▸ **Directions**:
Write out, character for character, the line containing "Serialize everything readable" and all lines after it up to the end of the listing.

Stored entries:
- - - - -

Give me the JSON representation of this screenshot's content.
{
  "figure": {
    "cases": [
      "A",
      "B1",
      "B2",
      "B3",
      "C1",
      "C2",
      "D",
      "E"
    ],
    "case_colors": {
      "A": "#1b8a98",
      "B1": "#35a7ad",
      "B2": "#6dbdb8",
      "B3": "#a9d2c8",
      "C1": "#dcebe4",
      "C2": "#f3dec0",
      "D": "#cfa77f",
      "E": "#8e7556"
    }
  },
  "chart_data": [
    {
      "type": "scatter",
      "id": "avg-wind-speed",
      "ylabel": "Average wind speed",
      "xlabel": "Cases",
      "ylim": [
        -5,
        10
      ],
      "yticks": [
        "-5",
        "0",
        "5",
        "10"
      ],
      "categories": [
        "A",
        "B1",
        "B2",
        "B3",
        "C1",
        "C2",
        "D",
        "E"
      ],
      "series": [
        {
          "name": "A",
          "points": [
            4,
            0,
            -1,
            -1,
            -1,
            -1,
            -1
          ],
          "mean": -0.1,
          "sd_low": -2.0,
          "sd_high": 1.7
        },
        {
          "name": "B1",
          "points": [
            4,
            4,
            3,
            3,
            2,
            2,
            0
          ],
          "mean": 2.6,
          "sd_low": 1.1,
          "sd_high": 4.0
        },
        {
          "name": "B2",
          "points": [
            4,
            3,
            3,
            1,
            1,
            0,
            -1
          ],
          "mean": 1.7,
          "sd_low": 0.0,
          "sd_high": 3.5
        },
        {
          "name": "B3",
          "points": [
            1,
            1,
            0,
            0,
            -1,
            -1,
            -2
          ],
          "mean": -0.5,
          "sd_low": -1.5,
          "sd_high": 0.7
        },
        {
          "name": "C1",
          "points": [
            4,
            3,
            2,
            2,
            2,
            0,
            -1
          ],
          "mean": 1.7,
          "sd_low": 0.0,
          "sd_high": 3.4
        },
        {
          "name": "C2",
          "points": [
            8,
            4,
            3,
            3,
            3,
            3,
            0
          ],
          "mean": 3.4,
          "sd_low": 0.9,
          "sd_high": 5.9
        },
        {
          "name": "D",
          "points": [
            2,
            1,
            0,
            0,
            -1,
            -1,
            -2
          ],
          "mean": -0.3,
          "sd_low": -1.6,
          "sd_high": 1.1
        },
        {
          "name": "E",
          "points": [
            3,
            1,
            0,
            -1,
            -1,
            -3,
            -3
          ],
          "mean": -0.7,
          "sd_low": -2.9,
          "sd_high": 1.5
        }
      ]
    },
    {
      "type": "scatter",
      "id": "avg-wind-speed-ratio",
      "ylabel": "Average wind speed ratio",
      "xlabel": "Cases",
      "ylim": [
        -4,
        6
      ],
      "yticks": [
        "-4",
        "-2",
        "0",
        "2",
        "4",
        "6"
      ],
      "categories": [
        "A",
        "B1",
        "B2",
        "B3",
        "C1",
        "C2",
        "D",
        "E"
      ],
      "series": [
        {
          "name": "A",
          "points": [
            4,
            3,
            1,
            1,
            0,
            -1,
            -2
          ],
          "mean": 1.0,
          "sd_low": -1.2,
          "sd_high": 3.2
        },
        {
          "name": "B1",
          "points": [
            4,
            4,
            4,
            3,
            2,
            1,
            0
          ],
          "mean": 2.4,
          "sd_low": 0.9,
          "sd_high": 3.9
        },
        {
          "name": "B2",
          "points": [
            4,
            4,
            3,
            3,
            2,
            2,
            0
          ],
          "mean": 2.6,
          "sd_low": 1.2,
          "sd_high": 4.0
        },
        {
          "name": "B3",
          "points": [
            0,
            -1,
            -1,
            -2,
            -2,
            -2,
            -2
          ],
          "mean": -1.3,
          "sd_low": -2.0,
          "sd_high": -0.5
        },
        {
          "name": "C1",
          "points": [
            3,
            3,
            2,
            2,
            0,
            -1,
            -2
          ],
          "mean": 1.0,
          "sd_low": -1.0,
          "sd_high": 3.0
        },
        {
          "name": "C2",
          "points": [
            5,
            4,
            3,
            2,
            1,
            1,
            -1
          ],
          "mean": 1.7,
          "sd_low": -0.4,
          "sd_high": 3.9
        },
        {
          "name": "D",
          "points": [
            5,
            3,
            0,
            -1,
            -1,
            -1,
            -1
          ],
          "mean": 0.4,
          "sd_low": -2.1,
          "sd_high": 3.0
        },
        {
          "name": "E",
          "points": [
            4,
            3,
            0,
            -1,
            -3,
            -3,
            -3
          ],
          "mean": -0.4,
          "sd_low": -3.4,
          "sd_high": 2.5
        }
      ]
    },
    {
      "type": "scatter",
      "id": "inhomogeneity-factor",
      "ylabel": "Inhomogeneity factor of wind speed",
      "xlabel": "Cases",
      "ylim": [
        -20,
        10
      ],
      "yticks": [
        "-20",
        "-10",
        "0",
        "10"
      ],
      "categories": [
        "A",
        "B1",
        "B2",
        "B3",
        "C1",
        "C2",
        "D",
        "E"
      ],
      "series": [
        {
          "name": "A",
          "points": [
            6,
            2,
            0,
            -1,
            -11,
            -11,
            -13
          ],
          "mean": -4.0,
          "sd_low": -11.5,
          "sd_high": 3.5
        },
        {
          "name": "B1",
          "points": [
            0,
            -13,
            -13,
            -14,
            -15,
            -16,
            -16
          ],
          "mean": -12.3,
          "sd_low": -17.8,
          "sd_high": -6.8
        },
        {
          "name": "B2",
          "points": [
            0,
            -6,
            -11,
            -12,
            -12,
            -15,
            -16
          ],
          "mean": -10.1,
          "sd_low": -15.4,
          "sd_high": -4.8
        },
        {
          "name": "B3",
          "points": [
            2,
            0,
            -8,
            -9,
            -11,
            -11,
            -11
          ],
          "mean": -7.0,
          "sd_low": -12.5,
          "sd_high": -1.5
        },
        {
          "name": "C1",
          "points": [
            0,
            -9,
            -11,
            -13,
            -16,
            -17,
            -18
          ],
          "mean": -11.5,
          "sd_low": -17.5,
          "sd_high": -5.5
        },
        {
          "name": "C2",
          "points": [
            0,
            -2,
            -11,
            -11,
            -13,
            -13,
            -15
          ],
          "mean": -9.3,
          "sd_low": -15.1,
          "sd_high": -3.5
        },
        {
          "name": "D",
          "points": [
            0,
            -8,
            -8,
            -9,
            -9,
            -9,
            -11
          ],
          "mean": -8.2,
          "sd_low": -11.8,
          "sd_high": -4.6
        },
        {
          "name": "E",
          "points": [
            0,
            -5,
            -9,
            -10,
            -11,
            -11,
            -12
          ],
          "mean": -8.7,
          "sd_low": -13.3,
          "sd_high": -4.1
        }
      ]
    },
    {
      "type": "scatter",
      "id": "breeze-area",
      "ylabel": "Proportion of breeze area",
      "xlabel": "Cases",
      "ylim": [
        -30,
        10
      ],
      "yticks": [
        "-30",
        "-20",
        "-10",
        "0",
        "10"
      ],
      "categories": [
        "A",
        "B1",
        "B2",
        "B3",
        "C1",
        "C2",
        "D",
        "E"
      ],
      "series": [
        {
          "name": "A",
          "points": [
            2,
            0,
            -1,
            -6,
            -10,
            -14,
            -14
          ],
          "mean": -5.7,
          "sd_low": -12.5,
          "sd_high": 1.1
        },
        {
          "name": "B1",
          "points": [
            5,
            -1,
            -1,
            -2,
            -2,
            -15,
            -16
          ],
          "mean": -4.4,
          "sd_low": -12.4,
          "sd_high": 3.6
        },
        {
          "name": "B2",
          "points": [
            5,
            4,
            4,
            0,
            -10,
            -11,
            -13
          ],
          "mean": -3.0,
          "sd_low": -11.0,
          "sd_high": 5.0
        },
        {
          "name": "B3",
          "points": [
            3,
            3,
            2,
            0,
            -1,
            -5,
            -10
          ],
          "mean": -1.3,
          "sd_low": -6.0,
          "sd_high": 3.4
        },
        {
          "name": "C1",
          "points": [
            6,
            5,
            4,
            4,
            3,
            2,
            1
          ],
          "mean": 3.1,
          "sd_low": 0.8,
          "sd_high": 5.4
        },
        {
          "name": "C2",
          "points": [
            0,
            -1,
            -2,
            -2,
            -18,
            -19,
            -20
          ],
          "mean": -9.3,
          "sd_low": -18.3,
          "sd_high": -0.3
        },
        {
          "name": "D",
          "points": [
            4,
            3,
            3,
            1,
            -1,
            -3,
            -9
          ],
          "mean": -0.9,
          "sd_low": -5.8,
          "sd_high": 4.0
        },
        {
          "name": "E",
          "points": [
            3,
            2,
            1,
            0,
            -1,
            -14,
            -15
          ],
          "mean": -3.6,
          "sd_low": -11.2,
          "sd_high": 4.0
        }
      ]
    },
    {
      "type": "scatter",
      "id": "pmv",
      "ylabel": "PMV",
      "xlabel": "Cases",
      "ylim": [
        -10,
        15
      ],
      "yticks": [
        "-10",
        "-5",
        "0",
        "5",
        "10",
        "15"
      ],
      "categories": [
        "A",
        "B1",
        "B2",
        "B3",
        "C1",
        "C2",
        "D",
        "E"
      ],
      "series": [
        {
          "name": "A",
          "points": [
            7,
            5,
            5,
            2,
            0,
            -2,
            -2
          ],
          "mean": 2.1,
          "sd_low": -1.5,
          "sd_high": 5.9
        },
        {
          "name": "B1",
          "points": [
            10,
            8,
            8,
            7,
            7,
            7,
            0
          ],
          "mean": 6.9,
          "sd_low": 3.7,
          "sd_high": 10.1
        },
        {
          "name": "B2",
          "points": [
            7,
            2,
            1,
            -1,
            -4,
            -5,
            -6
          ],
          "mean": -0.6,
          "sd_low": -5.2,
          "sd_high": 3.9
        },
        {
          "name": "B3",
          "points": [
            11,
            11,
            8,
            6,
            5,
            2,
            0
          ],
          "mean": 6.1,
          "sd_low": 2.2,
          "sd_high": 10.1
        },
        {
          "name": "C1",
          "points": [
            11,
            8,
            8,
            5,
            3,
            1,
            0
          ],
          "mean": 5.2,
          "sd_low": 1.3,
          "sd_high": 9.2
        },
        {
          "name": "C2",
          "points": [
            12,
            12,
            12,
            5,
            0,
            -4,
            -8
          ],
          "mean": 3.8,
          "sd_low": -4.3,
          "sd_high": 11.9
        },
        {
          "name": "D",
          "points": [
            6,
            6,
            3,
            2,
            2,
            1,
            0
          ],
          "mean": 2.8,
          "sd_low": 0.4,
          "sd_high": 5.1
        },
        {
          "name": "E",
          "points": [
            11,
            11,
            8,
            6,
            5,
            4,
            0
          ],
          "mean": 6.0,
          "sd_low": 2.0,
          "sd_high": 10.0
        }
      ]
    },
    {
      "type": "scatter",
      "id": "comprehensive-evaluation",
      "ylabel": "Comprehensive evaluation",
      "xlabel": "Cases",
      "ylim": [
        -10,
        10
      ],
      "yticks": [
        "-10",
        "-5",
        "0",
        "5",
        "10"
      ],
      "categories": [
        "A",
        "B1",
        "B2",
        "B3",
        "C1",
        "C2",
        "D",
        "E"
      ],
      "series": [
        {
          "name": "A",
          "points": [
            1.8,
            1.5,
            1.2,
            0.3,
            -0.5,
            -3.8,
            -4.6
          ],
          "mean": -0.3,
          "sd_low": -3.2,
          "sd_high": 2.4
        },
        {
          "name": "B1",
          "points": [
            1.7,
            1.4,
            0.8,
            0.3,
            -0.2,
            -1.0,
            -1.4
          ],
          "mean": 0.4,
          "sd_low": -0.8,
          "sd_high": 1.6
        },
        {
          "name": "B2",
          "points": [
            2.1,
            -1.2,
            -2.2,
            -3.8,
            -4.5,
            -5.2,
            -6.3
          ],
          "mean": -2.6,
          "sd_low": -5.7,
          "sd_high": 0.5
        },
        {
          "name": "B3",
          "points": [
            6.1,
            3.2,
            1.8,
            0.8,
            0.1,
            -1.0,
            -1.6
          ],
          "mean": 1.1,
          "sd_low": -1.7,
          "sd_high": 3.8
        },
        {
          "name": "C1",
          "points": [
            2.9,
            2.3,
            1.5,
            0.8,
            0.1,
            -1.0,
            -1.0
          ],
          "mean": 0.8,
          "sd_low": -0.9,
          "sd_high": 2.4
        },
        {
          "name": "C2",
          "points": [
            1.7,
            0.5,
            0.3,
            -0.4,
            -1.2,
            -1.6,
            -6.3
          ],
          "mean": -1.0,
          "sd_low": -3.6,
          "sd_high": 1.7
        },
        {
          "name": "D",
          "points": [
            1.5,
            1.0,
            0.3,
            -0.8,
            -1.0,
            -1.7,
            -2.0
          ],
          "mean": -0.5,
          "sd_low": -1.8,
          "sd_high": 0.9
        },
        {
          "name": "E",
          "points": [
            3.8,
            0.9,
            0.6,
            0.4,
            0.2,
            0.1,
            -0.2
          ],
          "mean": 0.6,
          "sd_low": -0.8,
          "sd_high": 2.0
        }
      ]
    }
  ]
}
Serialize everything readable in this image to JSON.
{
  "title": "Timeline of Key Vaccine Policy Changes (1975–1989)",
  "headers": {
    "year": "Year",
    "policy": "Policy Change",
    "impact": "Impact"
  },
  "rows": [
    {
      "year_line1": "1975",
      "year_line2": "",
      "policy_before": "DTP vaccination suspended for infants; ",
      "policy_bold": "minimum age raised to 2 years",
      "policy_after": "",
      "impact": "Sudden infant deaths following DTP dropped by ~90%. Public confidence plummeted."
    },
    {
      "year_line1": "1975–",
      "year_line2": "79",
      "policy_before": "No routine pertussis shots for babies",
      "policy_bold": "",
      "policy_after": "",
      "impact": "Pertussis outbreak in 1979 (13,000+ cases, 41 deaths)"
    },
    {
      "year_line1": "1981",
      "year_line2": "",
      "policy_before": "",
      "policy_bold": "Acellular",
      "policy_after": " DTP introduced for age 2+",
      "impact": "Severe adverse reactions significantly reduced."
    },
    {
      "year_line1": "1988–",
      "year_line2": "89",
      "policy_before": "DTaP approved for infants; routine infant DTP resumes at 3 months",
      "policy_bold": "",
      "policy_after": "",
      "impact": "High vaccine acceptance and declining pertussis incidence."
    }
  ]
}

- - - - -

▸ **Exercise answer**:
Serialize everything readable in this image to JSON.
{
  "title": "Timeline of Key Vaccine Policy Changes (1975–1989)",
  "headers": {
    "year": "Year",
    "policy": "Policy Change",
    "impact": "Impact"
  },
  "rows": [
    {
      "year_line1": "1975",
      "year_line2": "",
      "policy_before": "DTP vaccination suspended for infants; ",
      "policy_bold": "minimum age raised to 2 years",
      "policy_after": "",
      "impact": "Sudden infant deaths following DTP dropped by ~90%. Public confidence plummeted."
    },
    {
      "year_line1": "1975–",
      "year_line2": "79",
      "policy_before": "No routine pertussis shots for babies",
      "policy_bold": "",
      "policy_after": "",
      "impact": "Pertussis outbreak in 1979 (13,000+ cases, 41 deaths)"
    },
    {
      "year_line1": "1981",
      "year_line2": "",
      "policy_before": "",
      "policy_bold": "Acellular",
      "policy_after": " DTP introduced for age 2+",
      "impact": "Severe adverse reactions significantly reduced."
    },
    {
      "year_line1": "1988–",
      "year_line2": "89",
      "policy_before": "DTaP approved for infants; routine infant DTP resumes at 3 months",
      "policy_bold": "",
      "policy_after": "",
      "impact": "High vaccine acceptance and declining pertussis incidence."
    }
  ]
}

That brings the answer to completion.